# WRITTEN INSTRUCTION
How many of the lines below hold the word "JSON"? Answer only with the number.

# EXERCISE DATA
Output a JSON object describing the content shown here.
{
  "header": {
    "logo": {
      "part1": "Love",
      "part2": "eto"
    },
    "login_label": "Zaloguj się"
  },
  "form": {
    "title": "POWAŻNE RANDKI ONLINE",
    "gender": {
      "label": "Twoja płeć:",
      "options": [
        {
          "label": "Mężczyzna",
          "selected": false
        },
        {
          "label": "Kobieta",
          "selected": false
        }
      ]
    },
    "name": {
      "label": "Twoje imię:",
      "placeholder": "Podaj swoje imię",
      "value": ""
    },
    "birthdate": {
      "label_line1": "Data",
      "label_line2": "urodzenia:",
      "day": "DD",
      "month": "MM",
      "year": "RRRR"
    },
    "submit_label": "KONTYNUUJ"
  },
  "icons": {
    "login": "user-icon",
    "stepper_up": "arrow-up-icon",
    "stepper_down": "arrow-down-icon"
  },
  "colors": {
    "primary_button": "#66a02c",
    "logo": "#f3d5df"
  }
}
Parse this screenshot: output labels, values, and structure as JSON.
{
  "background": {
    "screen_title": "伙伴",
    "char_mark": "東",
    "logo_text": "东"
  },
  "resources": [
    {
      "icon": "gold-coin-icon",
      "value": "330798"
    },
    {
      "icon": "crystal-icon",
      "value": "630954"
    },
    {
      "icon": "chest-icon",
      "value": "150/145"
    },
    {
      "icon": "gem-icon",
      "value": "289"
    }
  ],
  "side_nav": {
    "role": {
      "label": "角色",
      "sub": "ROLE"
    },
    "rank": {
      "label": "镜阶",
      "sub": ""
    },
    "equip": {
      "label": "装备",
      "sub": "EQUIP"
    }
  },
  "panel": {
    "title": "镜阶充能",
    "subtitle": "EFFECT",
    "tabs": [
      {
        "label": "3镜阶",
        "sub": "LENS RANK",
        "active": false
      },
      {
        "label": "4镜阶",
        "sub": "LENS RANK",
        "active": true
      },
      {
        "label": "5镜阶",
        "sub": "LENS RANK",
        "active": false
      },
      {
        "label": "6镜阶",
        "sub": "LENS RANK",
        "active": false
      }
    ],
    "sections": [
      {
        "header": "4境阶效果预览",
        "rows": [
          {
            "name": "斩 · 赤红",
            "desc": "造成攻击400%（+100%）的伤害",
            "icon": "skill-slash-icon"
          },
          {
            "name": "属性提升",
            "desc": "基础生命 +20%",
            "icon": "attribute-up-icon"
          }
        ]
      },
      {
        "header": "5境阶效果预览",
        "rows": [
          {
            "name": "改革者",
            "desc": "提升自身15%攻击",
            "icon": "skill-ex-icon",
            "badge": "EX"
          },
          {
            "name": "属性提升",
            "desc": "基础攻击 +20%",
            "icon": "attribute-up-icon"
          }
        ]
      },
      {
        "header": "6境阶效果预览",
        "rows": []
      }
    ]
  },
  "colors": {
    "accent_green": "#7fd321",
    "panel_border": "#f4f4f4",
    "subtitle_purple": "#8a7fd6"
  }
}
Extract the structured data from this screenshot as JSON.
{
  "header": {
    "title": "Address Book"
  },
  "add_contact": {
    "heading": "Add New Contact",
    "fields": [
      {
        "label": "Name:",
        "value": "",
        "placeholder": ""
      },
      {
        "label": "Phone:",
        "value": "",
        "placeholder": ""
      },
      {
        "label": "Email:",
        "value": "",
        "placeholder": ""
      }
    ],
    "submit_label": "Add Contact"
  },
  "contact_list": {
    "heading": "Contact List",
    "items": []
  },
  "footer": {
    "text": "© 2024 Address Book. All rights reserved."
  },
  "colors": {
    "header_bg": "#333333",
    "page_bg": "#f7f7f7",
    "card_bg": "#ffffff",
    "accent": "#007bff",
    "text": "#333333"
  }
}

# EXERCISE ANSWER
3